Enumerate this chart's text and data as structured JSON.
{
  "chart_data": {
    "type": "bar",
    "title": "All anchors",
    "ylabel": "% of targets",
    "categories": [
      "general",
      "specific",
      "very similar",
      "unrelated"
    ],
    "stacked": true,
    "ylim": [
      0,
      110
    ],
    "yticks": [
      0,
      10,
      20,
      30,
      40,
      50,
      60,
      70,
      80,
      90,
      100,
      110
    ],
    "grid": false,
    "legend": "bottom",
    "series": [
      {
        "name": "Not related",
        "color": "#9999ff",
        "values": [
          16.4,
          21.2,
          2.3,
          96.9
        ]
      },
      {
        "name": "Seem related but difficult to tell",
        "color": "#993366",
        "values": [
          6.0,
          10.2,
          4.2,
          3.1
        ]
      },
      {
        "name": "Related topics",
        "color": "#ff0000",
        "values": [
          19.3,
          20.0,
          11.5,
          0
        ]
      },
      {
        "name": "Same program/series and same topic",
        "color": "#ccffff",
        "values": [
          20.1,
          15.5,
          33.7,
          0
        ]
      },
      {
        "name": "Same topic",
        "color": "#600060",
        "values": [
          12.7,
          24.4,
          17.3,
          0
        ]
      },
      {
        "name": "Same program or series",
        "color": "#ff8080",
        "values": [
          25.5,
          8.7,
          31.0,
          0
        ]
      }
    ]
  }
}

_ _ _

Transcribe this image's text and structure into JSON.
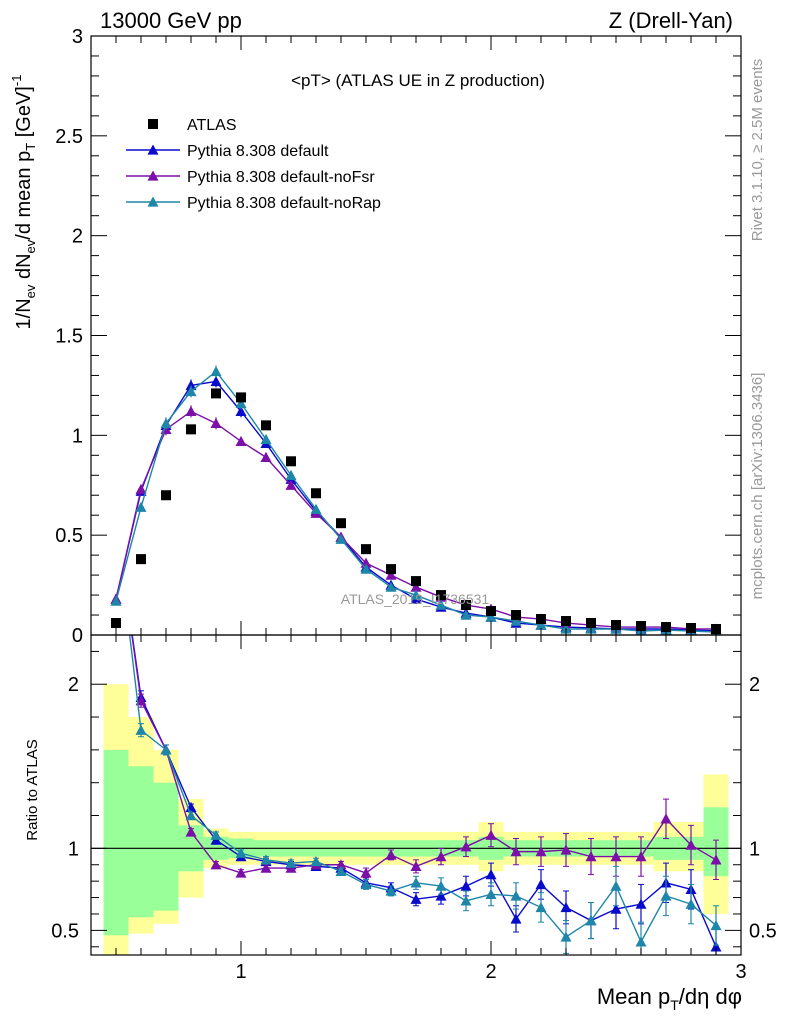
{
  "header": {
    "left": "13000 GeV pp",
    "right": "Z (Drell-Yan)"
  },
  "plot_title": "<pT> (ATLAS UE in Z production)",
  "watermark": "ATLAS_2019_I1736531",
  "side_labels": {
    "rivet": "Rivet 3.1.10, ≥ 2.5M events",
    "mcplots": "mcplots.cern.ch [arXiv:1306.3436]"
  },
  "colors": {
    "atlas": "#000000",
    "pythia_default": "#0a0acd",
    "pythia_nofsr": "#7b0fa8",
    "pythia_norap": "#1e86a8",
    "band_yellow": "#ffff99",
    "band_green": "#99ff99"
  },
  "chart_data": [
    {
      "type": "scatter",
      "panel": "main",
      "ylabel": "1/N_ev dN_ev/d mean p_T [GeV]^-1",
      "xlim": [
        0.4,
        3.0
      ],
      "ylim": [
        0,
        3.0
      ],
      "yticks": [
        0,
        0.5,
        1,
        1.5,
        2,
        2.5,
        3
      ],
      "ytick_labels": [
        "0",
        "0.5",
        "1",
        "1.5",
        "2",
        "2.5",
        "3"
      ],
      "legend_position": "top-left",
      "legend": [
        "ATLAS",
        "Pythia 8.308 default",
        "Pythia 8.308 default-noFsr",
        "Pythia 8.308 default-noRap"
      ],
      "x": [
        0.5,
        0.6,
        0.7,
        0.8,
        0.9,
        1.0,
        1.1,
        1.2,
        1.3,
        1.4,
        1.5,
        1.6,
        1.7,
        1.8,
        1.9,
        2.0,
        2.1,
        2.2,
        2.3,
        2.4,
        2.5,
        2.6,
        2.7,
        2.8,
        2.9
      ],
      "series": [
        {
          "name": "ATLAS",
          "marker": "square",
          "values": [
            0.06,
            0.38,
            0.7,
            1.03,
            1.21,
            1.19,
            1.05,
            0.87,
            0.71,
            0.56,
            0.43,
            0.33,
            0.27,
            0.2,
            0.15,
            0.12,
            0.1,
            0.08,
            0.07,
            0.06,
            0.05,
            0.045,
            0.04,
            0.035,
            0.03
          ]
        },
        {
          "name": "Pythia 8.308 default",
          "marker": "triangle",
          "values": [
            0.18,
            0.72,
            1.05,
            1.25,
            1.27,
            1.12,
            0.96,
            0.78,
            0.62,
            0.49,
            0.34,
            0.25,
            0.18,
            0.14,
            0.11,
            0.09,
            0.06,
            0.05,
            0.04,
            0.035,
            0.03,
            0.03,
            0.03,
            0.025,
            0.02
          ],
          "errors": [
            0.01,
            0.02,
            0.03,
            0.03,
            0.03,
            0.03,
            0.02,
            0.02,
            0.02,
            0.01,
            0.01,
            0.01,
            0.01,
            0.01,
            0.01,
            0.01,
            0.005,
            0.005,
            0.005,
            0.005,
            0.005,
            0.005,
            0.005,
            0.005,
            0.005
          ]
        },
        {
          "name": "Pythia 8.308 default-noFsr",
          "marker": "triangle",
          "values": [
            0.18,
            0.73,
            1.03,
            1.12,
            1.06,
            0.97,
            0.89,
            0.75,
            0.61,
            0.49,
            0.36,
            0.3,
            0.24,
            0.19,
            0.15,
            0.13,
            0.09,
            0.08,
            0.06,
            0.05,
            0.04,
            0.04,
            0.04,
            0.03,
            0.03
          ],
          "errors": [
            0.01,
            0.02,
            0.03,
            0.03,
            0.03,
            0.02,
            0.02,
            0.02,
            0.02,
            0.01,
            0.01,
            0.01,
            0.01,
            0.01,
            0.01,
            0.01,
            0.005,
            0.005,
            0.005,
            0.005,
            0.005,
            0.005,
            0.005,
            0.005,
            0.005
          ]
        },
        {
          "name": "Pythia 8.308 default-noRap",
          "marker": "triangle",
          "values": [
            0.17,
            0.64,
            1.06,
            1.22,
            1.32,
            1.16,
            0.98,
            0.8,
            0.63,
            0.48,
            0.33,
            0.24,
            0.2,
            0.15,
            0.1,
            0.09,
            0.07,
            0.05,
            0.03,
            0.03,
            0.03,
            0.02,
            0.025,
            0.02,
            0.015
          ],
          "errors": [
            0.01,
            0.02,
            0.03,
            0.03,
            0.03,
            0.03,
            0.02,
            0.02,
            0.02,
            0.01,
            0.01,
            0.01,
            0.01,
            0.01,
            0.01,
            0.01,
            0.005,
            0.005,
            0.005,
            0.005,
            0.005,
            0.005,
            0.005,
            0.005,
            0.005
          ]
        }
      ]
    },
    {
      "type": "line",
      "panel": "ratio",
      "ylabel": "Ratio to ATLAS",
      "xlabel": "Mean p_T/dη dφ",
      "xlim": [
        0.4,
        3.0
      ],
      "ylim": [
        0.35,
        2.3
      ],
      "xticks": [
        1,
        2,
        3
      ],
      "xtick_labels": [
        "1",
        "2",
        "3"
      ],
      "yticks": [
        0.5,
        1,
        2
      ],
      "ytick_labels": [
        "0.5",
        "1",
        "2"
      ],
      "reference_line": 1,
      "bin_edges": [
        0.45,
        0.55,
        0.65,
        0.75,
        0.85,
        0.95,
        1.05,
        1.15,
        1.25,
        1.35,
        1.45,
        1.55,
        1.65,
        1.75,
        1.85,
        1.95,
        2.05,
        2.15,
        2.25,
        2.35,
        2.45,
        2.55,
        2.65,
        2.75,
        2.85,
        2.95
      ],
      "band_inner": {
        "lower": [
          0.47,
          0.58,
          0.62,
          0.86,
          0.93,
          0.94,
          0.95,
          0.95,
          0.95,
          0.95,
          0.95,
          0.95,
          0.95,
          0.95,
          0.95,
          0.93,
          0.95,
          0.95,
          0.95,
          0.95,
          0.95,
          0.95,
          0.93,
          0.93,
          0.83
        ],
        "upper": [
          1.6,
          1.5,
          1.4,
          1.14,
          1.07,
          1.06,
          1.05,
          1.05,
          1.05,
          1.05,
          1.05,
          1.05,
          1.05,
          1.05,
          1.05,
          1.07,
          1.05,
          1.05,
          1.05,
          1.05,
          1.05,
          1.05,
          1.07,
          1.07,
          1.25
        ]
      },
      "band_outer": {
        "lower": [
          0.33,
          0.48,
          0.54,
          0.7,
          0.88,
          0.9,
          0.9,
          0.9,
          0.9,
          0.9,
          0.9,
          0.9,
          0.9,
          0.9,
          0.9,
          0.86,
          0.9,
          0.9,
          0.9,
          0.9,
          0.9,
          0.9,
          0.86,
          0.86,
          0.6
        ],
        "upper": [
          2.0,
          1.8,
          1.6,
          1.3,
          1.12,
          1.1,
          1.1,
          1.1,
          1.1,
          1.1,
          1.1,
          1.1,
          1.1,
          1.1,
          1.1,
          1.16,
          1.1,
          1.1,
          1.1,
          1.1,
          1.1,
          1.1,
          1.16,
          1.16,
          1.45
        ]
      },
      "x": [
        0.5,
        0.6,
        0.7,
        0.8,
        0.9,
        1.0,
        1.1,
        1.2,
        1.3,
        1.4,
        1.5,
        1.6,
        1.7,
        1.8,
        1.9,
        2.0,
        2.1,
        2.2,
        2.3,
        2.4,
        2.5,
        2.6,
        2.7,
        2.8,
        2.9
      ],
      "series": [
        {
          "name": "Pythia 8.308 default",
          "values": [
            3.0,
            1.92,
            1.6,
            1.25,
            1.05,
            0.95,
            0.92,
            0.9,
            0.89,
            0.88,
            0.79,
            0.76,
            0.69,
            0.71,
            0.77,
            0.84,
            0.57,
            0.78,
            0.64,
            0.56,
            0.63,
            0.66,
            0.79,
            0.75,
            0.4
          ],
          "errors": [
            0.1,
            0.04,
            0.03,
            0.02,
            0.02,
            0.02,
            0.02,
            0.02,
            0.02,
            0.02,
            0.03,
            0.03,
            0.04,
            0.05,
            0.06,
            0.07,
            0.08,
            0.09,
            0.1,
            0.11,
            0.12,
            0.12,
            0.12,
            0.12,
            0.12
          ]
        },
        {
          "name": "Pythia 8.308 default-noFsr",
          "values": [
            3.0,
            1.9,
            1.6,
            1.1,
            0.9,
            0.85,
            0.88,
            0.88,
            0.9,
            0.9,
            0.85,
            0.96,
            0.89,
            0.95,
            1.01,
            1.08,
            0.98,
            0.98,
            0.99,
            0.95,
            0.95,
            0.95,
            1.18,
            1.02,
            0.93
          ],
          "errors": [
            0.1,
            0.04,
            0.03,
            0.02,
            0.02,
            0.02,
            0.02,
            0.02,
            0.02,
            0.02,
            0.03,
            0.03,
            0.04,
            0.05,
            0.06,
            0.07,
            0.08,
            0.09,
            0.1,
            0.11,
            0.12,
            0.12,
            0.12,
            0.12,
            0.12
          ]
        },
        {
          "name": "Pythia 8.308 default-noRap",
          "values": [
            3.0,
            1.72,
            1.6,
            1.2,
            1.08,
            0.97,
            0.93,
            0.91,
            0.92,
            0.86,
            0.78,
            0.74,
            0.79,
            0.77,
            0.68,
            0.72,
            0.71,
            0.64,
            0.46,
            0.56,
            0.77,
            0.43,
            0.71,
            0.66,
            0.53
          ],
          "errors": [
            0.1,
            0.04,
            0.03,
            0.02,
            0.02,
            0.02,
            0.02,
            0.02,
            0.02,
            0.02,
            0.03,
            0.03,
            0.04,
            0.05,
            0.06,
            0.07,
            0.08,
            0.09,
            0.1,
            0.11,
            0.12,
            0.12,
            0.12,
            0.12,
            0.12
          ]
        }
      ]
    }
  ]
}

_ _ _

> _Written problem_:
Look through the entries above; copy each line where the string "this" appears.

> _The output_:
Enumerate this chart's text and data as structured JSON.
Transcribe this image's text and structure into JSON.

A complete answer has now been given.